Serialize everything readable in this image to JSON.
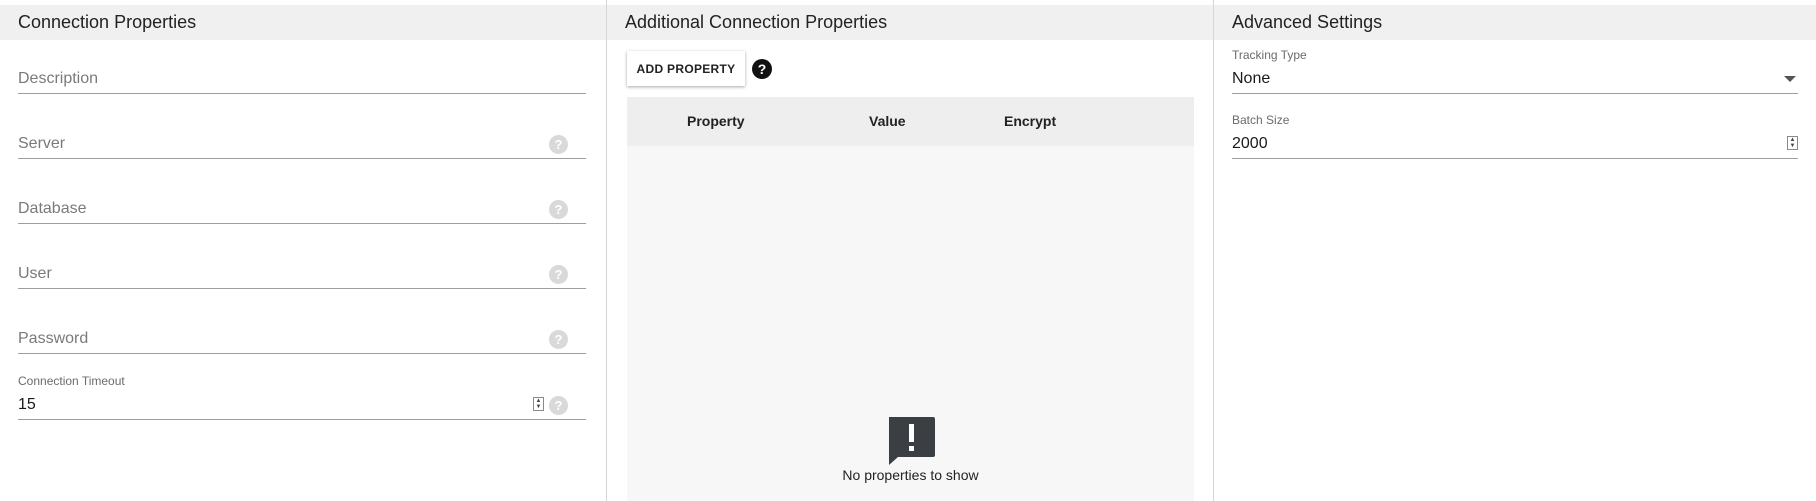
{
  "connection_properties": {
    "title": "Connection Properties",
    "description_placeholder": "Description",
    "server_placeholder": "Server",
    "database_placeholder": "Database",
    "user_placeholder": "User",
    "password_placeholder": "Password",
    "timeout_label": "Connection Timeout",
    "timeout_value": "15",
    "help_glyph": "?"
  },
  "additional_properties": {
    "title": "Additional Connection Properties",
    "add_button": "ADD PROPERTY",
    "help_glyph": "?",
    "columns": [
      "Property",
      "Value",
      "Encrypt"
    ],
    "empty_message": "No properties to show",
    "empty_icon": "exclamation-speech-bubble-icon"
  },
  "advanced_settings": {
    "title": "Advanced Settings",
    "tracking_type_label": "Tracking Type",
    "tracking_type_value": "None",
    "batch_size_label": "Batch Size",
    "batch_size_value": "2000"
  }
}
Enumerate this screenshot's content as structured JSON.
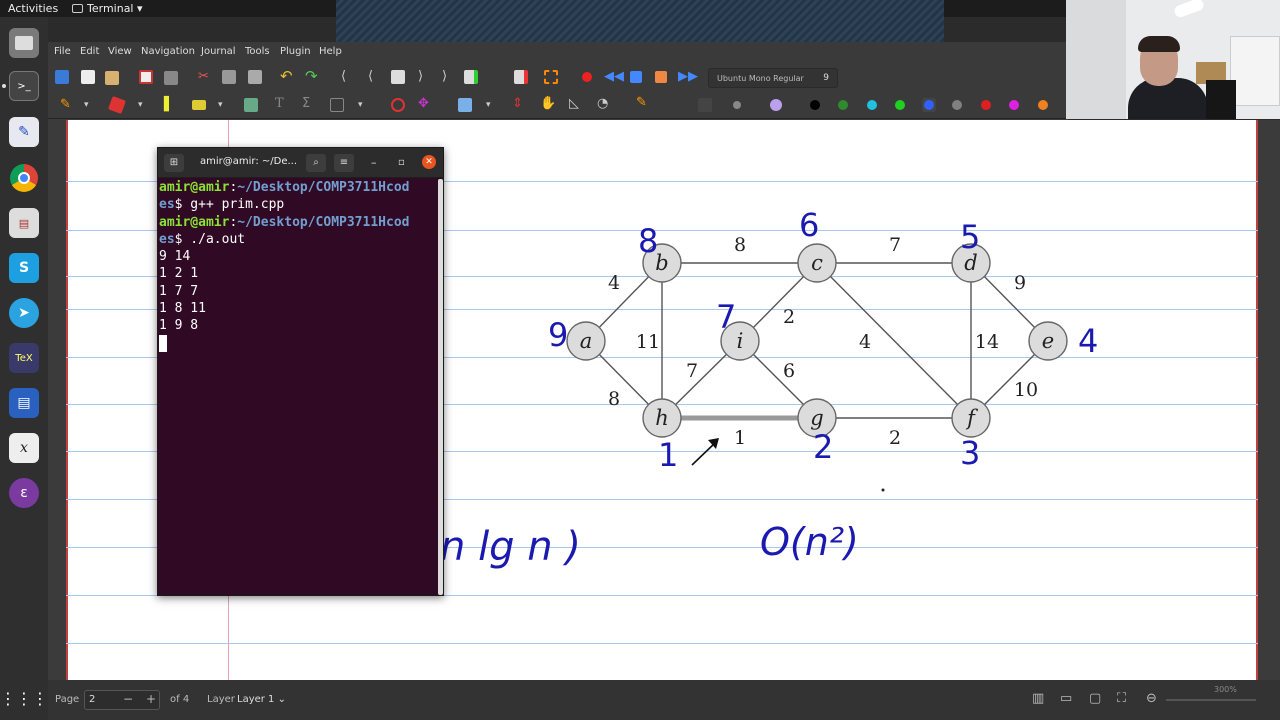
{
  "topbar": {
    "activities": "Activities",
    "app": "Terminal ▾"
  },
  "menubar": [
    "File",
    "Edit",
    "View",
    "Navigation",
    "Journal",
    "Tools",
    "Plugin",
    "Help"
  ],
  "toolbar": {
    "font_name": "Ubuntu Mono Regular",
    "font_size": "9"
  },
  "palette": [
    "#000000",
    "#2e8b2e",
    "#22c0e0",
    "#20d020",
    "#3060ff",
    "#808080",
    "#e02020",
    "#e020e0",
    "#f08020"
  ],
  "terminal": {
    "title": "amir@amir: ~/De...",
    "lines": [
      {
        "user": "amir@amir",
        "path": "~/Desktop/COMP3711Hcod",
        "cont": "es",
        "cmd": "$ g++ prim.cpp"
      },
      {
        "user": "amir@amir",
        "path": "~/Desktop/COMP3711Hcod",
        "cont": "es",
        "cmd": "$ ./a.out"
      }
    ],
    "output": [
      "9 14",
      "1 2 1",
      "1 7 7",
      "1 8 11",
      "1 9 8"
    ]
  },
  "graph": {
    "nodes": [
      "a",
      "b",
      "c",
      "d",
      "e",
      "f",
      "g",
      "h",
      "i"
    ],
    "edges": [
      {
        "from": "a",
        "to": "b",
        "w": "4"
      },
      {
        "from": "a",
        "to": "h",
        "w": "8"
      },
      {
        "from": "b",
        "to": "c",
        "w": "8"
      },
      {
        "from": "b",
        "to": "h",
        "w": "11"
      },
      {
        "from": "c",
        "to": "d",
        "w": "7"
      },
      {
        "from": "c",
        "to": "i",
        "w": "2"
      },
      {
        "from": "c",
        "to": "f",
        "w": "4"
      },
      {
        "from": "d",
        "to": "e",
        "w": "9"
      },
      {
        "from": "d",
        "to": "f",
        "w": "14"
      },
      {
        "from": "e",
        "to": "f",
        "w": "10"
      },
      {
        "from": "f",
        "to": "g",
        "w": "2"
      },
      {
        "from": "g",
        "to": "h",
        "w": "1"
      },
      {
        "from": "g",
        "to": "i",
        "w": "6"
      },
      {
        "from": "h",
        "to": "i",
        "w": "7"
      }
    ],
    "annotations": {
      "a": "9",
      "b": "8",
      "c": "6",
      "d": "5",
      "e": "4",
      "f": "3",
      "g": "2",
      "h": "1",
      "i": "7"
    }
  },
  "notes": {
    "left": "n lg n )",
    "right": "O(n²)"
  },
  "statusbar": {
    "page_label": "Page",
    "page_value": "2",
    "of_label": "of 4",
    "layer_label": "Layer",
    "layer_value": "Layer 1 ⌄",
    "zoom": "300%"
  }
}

PROBLEM REQUIREMENTS: Produce an exact copy of each line of data, skipping embedded images.

ANSWER FOR THIS EXERCISE:
Serialize everything readable in this image to JSON.
{
  "connection_properties": {
    "title": "Connection Properties",
    "description_placeholder": "Description",
    "server_placeholder": "Server",
    "database_placeholder": "Database",
    "user_placeholder": "User",
    "password_placeholder": "Password",
    "timeout_label": "Connection Timeout",
    "timeout_value": "15",
    "help_glyph": "?"
  },
  "additional_properties": {
    "title": "Additional Connection Properties",
    "add_button": "ADD PROPERTY",
    "help_glyph": "?",
    "columns": [
      "Property",
      "Value",
      "Encrypt"
    ],
    "empty_message": "No properties to show",
    "empty_icon": "exclamation-speech-bubble-icon"
  },
  "advanced_settings": {
    "title": "Advanced Settings",
    "tracking_type_label": "Tracking Type",
    "tracking_type_value": "None",
    "batch_size_label": "Batch Size",
    "batch_size_value": "2000"
  }
}
Enumerate this screenshot's content as structured JSON.
{
  "topbar": {
    "activities": "Activities",
    "app": "Terminal ▾"
  },
  "menubar": [
    "File",
    "Edit",
    "View",
    "Navigation",
    "Journal",
    "Tools",
    "Plugin",
    "Help"
  ],
  "toolbar": {
    "font_name": "Ubuntu Mono Regular",
    "font_size": "9"
  },
  "palette": [
    "#000000",
    "#2e8b2e",
    "#22c0e0",
    "#20d020",
    "#3060ff",
    "#808080",
    "#e02020",
    "#e020e0",
    "#f08020"
  ],
  "terminal": {
    "title": "amir@amir: ~/De...",
    "lines": [
      {
        "user": "amir@amir",
        "path": "~/Desktop/COMP3711Hcod",
        "cont": "es",
        "cmd": "$ g++ prim.cpp"
      },
      {
        "user": "amir@amir",
        "path": "~/Desktop/COMP3711Hcod",
        "cont": "es",
        "cmd": "$ ./a.out"
      }
    ],
    "output": [
      "9 14",
      "1 2 1",
      "1 7 7",
      "1 8 11",
      "1 9 8"
    ]
  },
  "graph": {
    "nodes": [
      "a",
      "b",
      "c",
      "d",
      "e",
      "f",
      "g",
      "h",
      "i"
    ],
    "edges": [
      {
        "from": "a",
        "to": "b",
        "w": "4"
      },
      {
        "from": "a",
        "to": "h",
        "w": "8"
      },
      {
        "from": "b",
        "to": "c",
        "w": "8"
      },
      {
        "from": "b",
        "to": "h",
        "w": "11"
      },
      {
        "from": "c",
        "to": "d",
        "w": "7"
      },
      {
        "from": "c",
        "to": "i",
        "w": "2"
      },
      {
        "from": "c",
        "to": "f",
        "w": "4"
      },
      {
        "from": "d",
        "to": "e",
        "w": "9"
      },
      {
        "from": "d",
        "to": "f",
        "w": "14"
      },
      {
        "from": "e",
        "to": "f",
        "w": "10"
      },
      {
        "from": "f",
        "to": "g",
        "w": "2"
      },
      {
        "from": "g",
        "to": "h",
        "w": "1"
      },
      {
        "from": "g",
        "to": "i",
        "w": "6"
      },
      {
        "from": "h",
        "to": "i",
        "w": "7"
      }
    ],
    "annotations": {
      "a": "9",
      "b": "8",
      "c": "6",
      "d": "5",
      "e": "4",
      "f": "3",
      "g": "2",
      "h": "1",
      "i": "7"
    }
  },
  "notes": {
    "left": "n lg n )",
    "right": "O(n²)"
  },
  "statusbar": {
    "page_label": "Page",
    "page_value": "2",
    "of_label": "of 4",
    "layer_label": "Layer",
    "layer_value": "Layer 1 ⌄",
    "zoom": "300%"
  }
}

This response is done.